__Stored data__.
<<<<

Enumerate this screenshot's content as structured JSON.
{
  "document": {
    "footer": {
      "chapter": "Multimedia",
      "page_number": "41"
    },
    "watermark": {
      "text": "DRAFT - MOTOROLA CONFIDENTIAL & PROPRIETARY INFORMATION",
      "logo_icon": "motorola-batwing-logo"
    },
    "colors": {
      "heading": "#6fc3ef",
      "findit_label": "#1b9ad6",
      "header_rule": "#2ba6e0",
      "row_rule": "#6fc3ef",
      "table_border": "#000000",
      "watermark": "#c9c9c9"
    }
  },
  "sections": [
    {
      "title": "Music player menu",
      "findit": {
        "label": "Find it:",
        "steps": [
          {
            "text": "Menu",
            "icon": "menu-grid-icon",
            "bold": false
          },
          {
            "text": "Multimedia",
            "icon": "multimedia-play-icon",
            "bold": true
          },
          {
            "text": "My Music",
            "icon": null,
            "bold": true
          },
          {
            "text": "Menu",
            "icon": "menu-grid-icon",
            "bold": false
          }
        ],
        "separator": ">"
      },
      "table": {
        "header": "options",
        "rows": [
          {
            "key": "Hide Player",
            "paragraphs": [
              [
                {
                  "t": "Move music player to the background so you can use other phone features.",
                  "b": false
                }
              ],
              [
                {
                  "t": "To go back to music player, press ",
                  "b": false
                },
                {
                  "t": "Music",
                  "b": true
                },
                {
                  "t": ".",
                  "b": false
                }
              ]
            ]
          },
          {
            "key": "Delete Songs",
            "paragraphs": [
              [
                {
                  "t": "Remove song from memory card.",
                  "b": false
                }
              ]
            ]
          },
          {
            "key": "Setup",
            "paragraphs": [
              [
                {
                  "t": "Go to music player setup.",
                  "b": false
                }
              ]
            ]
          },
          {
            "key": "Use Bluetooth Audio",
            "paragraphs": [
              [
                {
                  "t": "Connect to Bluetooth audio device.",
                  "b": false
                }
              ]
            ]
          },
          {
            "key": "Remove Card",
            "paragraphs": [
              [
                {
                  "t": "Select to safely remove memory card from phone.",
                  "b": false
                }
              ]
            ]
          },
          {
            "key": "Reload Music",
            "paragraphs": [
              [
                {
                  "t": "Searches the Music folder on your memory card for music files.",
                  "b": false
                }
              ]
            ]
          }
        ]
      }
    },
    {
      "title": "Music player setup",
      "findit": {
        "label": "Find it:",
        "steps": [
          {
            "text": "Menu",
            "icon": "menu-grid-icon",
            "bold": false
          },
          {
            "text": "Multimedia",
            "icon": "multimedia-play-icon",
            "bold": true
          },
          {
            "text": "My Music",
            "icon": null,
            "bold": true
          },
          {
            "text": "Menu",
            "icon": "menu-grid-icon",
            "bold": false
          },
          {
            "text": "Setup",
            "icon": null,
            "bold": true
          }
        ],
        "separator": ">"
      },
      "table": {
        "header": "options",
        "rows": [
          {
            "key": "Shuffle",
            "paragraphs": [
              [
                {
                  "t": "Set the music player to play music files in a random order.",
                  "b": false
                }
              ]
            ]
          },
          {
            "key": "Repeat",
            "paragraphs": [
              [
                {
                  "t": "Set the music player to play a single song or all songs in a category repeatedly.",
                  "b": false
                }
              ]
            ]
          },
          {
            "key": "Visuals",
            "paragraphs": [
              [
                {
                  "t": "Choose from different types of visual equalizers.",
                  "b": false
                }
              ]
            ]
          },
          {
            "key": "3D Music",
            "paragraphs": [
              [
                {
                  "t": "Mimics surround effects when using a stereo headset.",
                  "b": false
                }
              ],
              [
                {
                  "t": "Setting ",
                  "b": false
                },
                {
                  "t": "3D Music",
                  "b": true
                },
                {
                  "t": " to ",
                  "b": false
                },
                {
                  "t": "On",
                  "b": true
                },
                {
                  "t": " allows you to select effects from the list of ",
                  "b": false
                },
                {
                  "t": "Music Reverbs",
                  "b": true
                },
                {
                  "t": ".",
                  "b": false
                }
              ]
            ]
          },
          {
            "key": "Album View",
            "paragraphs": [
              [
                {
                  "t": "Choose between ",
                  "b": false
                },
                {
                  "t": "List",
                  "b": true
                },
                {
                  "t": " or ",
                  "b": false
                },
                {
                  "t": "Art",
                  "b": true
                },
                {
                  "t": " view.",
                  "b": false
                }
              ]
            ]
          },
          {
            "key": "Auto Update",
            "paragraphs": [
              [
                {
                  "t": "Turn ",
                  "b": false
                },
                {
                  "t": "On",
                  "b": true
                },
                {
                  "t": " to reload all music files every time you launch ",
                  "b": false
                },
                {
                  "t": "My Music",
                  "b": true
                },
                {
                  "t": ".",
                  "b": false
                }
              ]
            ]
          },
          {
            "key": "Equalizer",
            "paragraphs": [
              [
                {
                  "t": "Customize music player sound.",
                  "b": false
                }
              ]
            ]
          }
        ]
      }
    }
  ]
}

>>>>

__SHORT TASK__. Retype the material in full, character for character.

__COMPLETED TASK__.
Enumerate this screenshot's content as structured JSON.
{
  "document": {
    "footer": {
      "chapter": "Multimedia",
      "page_number": "41"
    },
    "watermark": {
      "text": "DRAFT - MOTOROLA CONFIDENTIAL & PROPRIETARY INFORMATION",
      "logo_icon": "motorola-batwing-logo"
    },
    "colors": {
      "heading": "#6fc3ef",
      "findit_label": "#1b9ad6",
      "header_rule": "#2ba6e0",
      "row_rule": "#6fc3ef",
      "table_border": "#000000",
      "watermark": "#c9c9c9"
    }
  },
  "sections": [
    {
      "title": "Music player menu",
      "findit": {
        "label": "Find it:",
        "steps": [
          {
            "text": "Menu",
            "icon": "menu-grid-icon",
            "bold": false
          },
          {
            "text": "Multimedia",
            "icon": "multimedia-play-icon",
            "bold": true
          },
          {
            "text": "My Music",
            "icon": null,
            "bold": true
          },
          {
            "text": "Menu",
            "icon": "menu-grid-icon",
            "bold": false
          }
        ],
        "separator": ">"
      },
      "table": {
        "header": "options",
        "rows": [
          {
            "key": "Hide Player",
            "paragraphs": [
              [
                {
                  "t": "Move music player to the background so you can use other phone features.",
                  "b": false
                }
              ],
              [
                {
                  "t": "To go back to music player, press ",
                  "b": false
                },
                {
                  "t": "Music",
                  "b": true
                },
                {
                  "t": ".",
                  "b": false
                }
              ]
            ]
          },
          {
            "key": "Delete Songs",
            "paragraphs": [
              [
                {
                  "t": "Remove song from memory card.",
                  "b": false
                }
              ]
            ]
          },
          {
            "key": "Setup",
            "paragraphs": [
              [
                {
                  "t": "Go to music player setup.",
                  "b": false
                }
              ]
            ]
          },
          {
            "key": "Use Bluetooth Audio",
            "paragraphs": [
              [
                {
                  "t": "Connect to Bluetooth audio device.",
                  "b": false
                }
              ]
            ]
          },
          {
            "key": "Remove Card",
            "paragraphs": [
              [
                {
                  "t": "Select to safely remove memory card from phone.",
                  "b": false
                }
              ]
            ]
          },
          {
            "key": "Reload Music",
            "paragraphs": [
              [
                {
                  "t": "Searches the Music folder on your memory card for music files.",
                  "b": false
                }
              ]
            ]
          }
        ]
      }
    },
    {
      "title": "Music player setup",
      "findit": {
        "label": "Find it:",
        "steps": [
          {
            "text": "Menu",
            "icon": "menu-grid-icon",
            "bold": false
          },
          {
            "text": "Multimedia",
            "icon": "multimedia-play-icon",
            "bold": true
          },
          {
            "text": "My Music",
            "icon": null,
            "bold": true
          },
          {
            "text": "Menu",
            "icon": "menu-grid-icon",
            "bold": false
          },
          {
            "text": "Setup",
            "icon": null,
            "bold": true
          }
        ],
        "separator": ">"
      },
      "table": {
        "header": "options",
        "rows": [
          {
            "key": "Shuffle",
            "paragraphs": [
              [
                {
                  "t": "Set the music player to play music files in a random order.",
                  "b": false
                }
              ]
            ]
          },
          {
            "key": "Repeat",
            "paragraphs": [
              [
                {
                  "t": "Set the music player to play a single song or all songs in a category repeatedly.",
                  "b": false
                }
              ]
            ]
          },
          {
            "key": "Visuals",
            "paragraphs": [
              [
                {
                  "t": "Choose from different types of visual equalizers.",
                  "b": false
                }
              ]
            ]
          },
          {
            "key": "3D Music",
            "paragraphs": [
              [
                {
                  "t": "Mimics surround effects when using a stereo headset.",
                  "b": false
                }
              ],
              [
                {
                  "t": "Setting ",
                  "b": false
                },
                {
                  "t": "3D Music",
                  "b": true
                },
                {
                  "t": " to ",
                  "b": false
                },
                {
                  "t": "On",
                  "b": true
                },
                {
                  "t": " allows you to select effects from the list of ",
                  "b": false
                },
                {
                  "t": "Music Reverbs",
                  "b": true
                },
                {
                  "t": ".",
                  "b": false
                }
              ]
            ]
          },
          {
            "key": "Album View",
            "paragraphs": [
              [
                {
                  "t": "Choose between ",
                  "b": false
                },
                {
                  "t": "List",
                  "b": true
                },
                {
                  "t": " or ",
                  "b": false
                },
                {
                  "t": "Art",
                  "b": true
                },
                {
                  "t": " view.",
                  "b": false
                }
              ]
            ]
          },
          {
            "key": "Auto Update",
            "paragraphs": [
              [
                {
                  "t": "Turn ",
                  "b": false
                },
                {
                  "t": "On",
                  "b": true
                },
                {
                  "t": " to reload all music files every time you launch ",
                  "b": false
                },
                {
                  "t": "My Music",
                  "b": true
                },
                {
                  "t": ".",
                  "b": false
                }
              ]
            ]
          },
          {
            "key": "Equalizer",
            "paragraphs": [
              [
                {
                  "t": "Customize music player sound.",
                  "b": false
                }
              ]
            ]
          }
        ]
      }
    }
  ]
}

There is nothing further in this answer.